Report only the number of lines that hold the word "image".
## START Exercise inputs
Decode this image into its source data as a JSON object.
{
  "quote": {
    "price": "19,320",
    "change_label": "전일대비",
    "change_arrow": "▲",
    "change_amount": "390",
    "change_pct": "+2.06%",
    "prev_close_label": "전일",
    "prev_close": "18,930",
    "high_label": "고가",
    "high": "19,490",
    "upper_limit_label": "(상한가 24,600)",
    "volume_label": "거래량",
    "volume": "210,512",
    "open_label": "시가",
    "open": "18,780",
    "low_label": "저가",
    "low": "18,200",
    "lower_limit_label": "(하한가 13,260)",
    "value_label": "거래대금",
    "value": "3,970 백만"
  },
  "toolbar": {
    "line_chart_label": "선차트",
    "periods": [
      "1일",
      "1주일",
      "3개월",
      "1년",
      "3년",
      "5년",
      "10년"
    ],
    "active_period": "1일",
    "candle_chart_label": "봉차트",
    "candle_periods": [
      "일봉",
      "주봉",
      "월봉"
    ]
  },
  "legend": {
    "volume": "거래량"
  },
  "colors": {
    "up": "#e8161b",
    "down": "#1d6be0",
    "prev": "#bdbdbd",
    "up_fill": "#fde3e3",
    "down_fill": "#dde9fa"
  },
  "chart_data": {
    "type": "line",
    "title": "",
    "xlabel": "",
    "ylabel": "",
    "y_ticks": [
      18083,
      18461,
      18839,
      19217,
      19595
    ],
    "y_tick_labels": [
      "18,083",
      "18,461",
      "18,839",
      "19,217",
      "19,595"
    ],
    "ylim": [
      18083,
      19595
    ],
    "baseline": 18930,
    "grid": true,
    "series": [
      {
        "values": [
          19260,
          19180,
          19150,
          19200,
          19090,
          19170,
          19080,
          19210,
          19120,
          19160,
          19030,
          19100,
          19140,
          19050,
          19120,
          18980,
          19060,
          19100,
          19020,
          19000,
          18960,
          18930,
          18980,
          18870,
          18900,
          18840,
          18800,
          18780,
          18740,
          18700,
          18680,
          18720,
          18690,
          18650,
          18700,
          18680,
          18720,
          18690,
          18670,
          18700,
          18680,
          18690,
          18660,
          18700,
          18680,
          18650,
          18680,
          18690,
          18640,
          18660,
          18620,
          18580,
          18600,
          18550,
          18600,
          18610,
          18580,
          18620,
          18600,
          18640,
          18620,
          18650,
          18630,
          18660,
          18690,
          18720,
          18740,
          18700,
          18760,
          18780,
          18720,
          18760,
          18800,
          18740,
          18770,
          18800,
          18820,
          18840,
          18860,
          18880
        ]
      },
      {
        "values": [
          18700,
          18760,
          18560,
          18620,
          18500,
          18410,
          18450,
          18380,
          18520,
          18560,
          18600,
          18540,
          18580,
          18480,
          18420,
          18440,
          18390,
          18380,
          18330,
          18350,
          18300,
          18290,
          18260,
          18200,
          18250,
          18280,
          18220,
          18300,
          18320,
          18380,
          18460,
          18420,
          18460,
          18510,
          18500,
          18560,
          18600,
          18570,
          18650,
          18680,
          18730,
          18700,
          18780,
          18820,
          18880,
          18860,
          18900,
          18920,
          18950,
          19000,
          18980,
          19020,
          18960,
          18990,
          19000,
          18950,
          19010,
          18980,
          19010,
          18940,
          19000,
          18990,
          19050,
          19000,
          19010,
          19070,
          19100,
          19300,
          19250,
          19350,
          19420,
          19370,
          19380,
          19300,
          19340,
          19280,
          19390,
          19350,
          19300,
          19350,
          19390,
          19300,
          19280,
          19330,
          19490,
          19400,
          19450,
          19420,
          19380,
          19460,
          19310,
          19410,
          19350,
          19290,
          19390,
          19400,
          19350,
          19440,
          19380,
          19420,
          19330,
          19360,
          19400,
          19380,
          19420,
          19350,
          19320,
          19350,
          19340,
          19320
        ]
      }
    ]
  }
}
## END Exercise inputs
## START Exercise inputs
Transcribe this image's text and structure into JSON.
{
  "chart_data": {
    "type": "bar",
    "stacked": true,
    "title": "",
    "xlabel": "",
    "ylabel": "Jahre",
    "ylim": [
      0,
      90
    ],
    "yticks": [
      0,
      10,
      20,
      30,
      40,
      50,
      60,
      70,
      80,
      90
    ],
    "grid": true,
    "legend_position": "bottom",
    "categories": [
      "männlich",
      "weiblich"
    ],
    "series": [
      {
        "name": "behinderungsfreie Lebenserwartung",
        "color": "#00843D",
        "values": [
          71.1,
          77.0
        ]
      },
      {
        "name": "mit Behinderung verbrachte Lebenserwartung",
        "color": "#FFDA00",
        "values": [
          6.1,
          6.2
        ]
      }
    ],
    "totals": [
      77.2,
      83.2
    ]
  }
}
## END Exercise inputs
Final answer:
2